● Document excerpt:
CSC 523 - Scripting for Data Science, Fall 2022, Assignment 5.

Assignment 5 due by 11:59 PM on Tuesday December 13 via "make turnitin". You must test on mcgonagall.


This is a crowd sourcing assignment. I have spent the majority of my prep time this semester on CSC458 and CSC523 data science projects. CSC220 Multimedia Programming students have mostly been doing assignments from previous semesters, but for their final assignment we are tackling something entirely new for a video installation in Rohrbach Library in the spring. I just spent every spare minute of Thanksgiving break and the week before prepping their new code base / framework, so I am assigning my usual work for this course to you.

Assignment 5 is a redo of one of Assignments 2, 3, or 4, using new regressors and/or classifiers with new configuration parameters.
    Our "final exam" class on 12/12 will be a work session.

There is a 10% per day penalty for late assignments in my courses. I need this by end of Friday 12/16 (late) to get grades in on time.

1. Pick one of Assignments 2, 3, or 4. This is your choice.

CSC523HMfall2022 CSC523Fall2022Classify CSC523Fall2022TimeMIDI

2. Replace all regressors and/or classifiers in your solution *_generator.py file with new ones. You can also reuse ensemble classifiers for which you make significant changes to their base models and configuration parameters.

https://scikit-learn.org/stable/supervised_learning.html

If you want to start with *_generator.py assignment code for which you had bugs and lost points, email me and I'll send you my solution copy of that file as your starting point.

● Data:
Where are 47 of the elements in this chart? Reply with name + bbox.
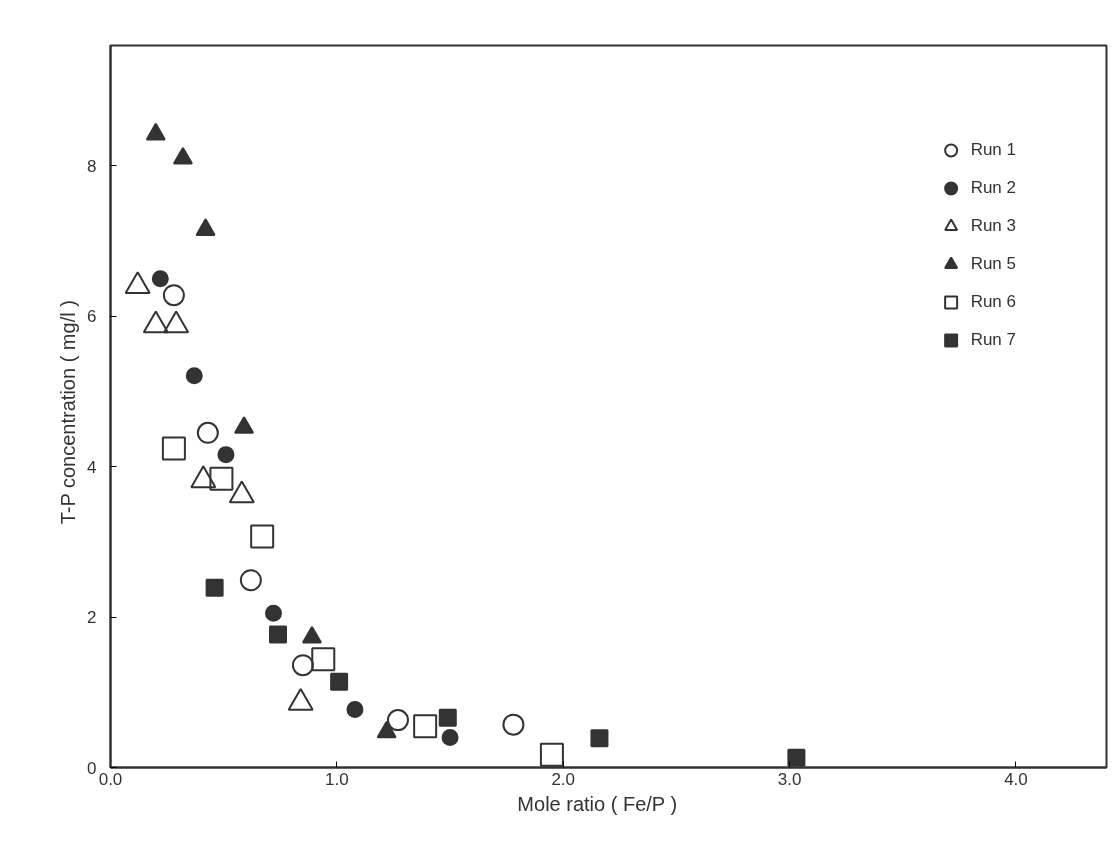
y-axis-title: T-P concentration ( mg/l ) (57, 300, 80, 525)
point (163, 310, 190, 334)
point (346, 701, 364, 719)
legend-label: Run 6 (970, 292, 1016, 312)
point (250, 524, 275, 549)
point (291, 654, 314, 677)
point (239, 569, 262, 592)
point (209, 466, 234, 491)
y-tick-label: 2 (87, 608, 97, 628)
point (234, 416, 255, 434)
point (142, 310, 169, 334)
point (145, 122, 166, 141)
point (386, 709, 409, 732)
point (330, 672, 349, 691)
point (185, 367, 203, 385)
x-tick-label: 4.0 (1004, 769, 1028, 789)
point (311, 647, 336, 672)
point (269, 625, 288, 644)
point (438, 708, 457, 727)
point (195, 218, 216, 236)
point (539, 742, 564, 767)
legend-label: Run 7 (970, 330, 1016, 350)
point (196, 421, 219, 444)
point (502, 713, 525, 736)
y-tick-label: 0 (87, 758, 97, 778)
y-tick-label: 6 (87, 307, 97, 327)
y-tick-label: 4 (87, 457, 97, 477)
x-axis-title: Mole ratio ( Fe/P ) (517, 792, 678, 815)
x-tick-label: 2.0 (551, 769, 576, 789)
legend-label: Run 1 (970, 140, 1016, 160)
legend-label: Run 3 (970, 216, 1016, 236)
point (124, 271, 151, 295)
x-tick-label: 3.0 (777, 769, 802, 789)
point (172, 146, 193, 165)
point (205, 578, 224, 597)
point (161, 436, 186, 461)
point (787, 748, 806, 767)
y-tick-label: 8 (87, 156, 97, 176)
legend-label: Run 5 (970, 254, 1016, 274)
point (590, 729, 609, 748)
x-tick-label: 0.0 (98, 769, 123, 789)
point (217, 446, 235, 464)
point (441, 728, 459, 746)
point (413, 714, 438, 739)
legend-label: Run 2 (970, 178, 1016, 198)
point (264, 604, 282, 622)
x-tick-label: 1.0 (325, 769, 349, 789)
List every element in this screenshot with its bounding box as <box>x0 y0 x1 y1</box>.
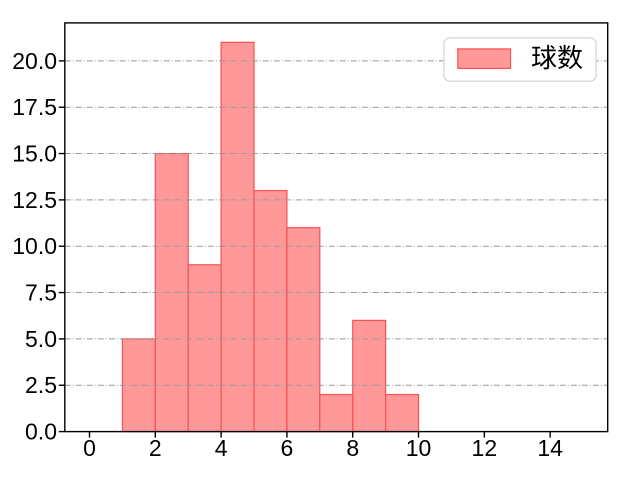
svg-text:8: 8 <box>346 435 359 461</box>
svg-text:6: 6 <box>281 435 294 461</box>
svg-text:0.0: 0.0 <box>25 419 57 445</box>
svg-text:12.5: 12.5 <box>12 187 57 213</box>
svg-text:15.0: 15.0 <box>12 141 57 167</box>
svg-text:0: 0 <box>83 435 96 461</box>
svg-text:20.0: 20.0 <box>12 48 57 74</box>
svg-text:2.5: 2.5 <box>25 372 57 398</box>
svg-text:14: 14 <box>537 435 563 461</box>
svg-text:10: 10 <box>406 435 432 461</box>
svg-text:17.5: 17.5 <box>12 94 57 120</box>
svg-text:5.0: 5.0 <box>25 326 57 352</box>
svg-text:7.5: 7.5 <box>25 280 57 306</box>
svg-text:球数: 球数 <box>531 43 583 73</box>
svg-text:12: 12 <box>472 435 498 461</box>
svg-text:4: 4 <box>215 435 228 461</box>
svg-text:2: 2 <box>149 435 162 461</box>
svg-text:10.0: 10.0 <box>12 233 57 259</box>
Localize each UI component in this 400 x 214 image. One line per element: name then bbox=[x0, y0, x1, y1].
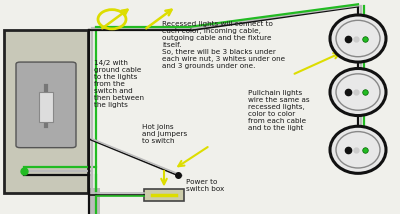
Text: Power to
switch box: Power to switch box bbox=[186, 179, 224, 192]
Ellipse shape bbox=[336, 20, 380, 57]
Text: Recessed lights will connect to
each color, incoming cable,
outgoing cable and t: Recessed lights will connect to each col… bbox=[162, 21, 285, 69]
Text: Pullchain lights
wire the same as
recessed lights,
color to color
from each cabl: Pullchain lights wire the same as recess… bbox=[248, 90, 310, 131]
Ellipse shape bbox=[330, 68, 386, 116]
Text: 14/2 with
ground cable
to the lights
from the
switch and
then between
the lights: 14/2 with ground cable to the lights fro… bbox=[94, 60, 144, 108]
Bar bbox=[39, 92, 53, 122]
Text: Hot joins
and jumpers
to switch: Hot joins and jumpers to switch bbox=[142, 124, 187, 144]
Ellipse shape bbox=[330, 15, 386, 62]
Ellipse shape bbox=[330, 126, 386, 173]
Bar bbox=[144, 189, 184, 201]
FancyBboxPatch shape bbox=[16, 62, 76, 148]
Bar bbox=[4, 30, 88, 193]
Ellipse shape bbox=[336, 132, 380, 168]
Ellipse shape bbox=[336, 74, 380, 110]
Bar bbox=[88, 188, 100, 214]
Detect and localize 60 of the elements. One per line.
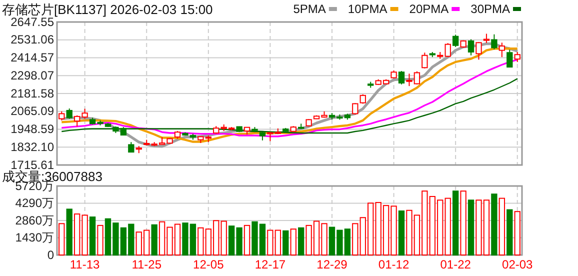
chart-title: 存储芯片[BK1137] 2026-02-03 15:00 — [2, 2, 213, 17]
candlestick — [476, 42, 482, 60]
candlestick — [506, 49, 513, 68]
bar — [498, 198, 506, 256]
bar — [89, 216, 96, 256]
candlestick — [514, 52, 520, 62]
x-tick-label: 11-13 — [70, 258, 100, 272]
bar — [444, 198, 451, 256]
bar — [298, 227, 304, 256]
candlestick — [66, 108, 72, 120]
y-tick-label: 2065.09 — [10, 104, 54, 118]
bar — [66, 208, 72, 256]
y-tick-label: 2181.58 — [10, 86, 54, 100]
y-tick-label: 1832.10 — [10, 140, 54, 154]
candlestick — [498, 42, 506, 58]
x-tick-label: 11-25 — [132, 258, 162, 272]
candlestick — [452, 34, 459, 48]
y-tick-label: 2531.06 — [10, 32, 54, 47]
candlestick — [468, 38, 474, 56]
bar — [506, 209, 513, 256]
bar — [514, 211, 520, 256]
x-tick-label: 01-12 — [378, 258, 410, 272]
bar — [452, 190, 459, 256]
bar — [468, 200, 474, 256]
bar — [97, 224, 104, 256]
bar — [244, 224, 250, 256]
y-tick-label: 1948.59 — [10, 122, 54, 136]
bar — [460, 190, 466, 256]
legend-label: 30PMA — [470, 2, 510, 16]
y-tick-label: 0 — [47, 248, 54, 262]
y-tick-label: 2298.07 — [10, 68, 54, 82]
candlestick — [422, 52, 428, 69]
y-tick-label: 1430万 — [15, 230, 54, 245]
bar — [58, 223, 65, 256]
y-tick-label: 4290万 — [15, 196, 54, 210]
legend-label: 10PMA — [348, 2, 388, 16]
x-tick-label: 12-29 — [316, 258, 348, 272]
y-tick-label: 2414.57 — [10, 50, 54, 65]
legend-label: 5PMA — [293, 2, 326, 16]
candlestick — [352, 102, 358, 115]
candlestick — [58, 110, 65, 121]
x-tick-label: 02-03 — [502, 258, 534, 272]
candlestick — [491, 34, 498, 50]
y-tick-label: 2860万 — [15, 213, 54, 228]
y-tick-label: 2647.55 — [10, 14, 54, 29]
bar — [290, 228, 296, 256]
x-tick-label: 01-22 — [440, 258, 472, 272]
x-tick-label: 12-17 — [254, 258, 286, 272]
candlestick — [483, 33, 490, 44]
candlestick — [128, 142, 134, 153]
bar — [491, 194, 498, 256]
bar — [398, 210, 405, 256]
bar — [151, 224, 158, 256]
legend-label: 20PMA — [409, 2, 449, 16]
x-tick-label: 12-05 — [193, 258, 224, 272]
bar — [282, 230, 289, 256]
candlestick — [444, 42, 451, 58]
candlestick — [398, 70, 405, 85]
bar — [220, 220, 227, 256]
bar — [352, 223, 358, 256]
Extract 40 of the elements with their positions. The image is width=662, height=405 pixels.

● Required work:
1. Please copy the Assignment 5 page word for word, everything from "Assignment 5 is" down to "and configuration parameters.".
2. Carry on writing the Assignment 5 page, picking up right after its last sentence.

● Response list:
1.
Assignment 5 is a redo of one of Assignments 2, 3, or 4, using new regressors and/or classifiers with new configuration parameters.
    Our "final exam" class on 12/12 will be a work session.

There is a 10% per day penalty for late assignments in my courses. I need this by end of Friday 12/16 (late) to get grades in on time.

1. Pick one of Assignments 2, 3, or 4. This is your choice.

CSC523HMfall2022 CSC523Fall2022Classify CSC523Fall2022TimeMIDI

2. Replace all regressors and/or classifiers in your solution *_generator.py file with new ones. You can also reuse ensemble classifiers for which you make significant changes to their base models and configuration parameters.

2.
You will get diffs when running make test but the tests should complete without bombing. When you get a diff like this:

$ make clean test

/usr/local/bin/python3.7 CSC523Fall2022Classify_main.py CSC523Fall2022ClassifyTrace.txt CSC523Fall2022Classify_generator month_aggregate_HMS_goodyears.arff.gz '' > CSC523Fal
l2022ClassifyOut.txt
diff --ignore-trailing-space --strip-trailing-cr CSC523Fall2022ClassifyOut.txt CSC523Fall2022ClassifyOut.txt.ref > CSC523Fall2022ClassifyOut.txt.dif
make: *** [test] Error 1

Inspect the .dif, output, and reference files, CSC523Fall2022ClassifyOut.txt.dif, CSC523Fall2022ClassifyOut.txt, and CSC523Fall2022ClassifyOut.txt.ref in this example, and copy the output to the reference file AFTER ensuring that the output is correct, like this:

cp CSC523Fall2022ClassifyOut.txt CSC523Fall2022ClassifyOut.txt.ref

Running make clean test will work correctly after verifying all of the diffs in this way.

3. Edit README.txt

At the top of the README.txt file list all of the regressor and/or classifier changes you have made including exploration of configuration parameters.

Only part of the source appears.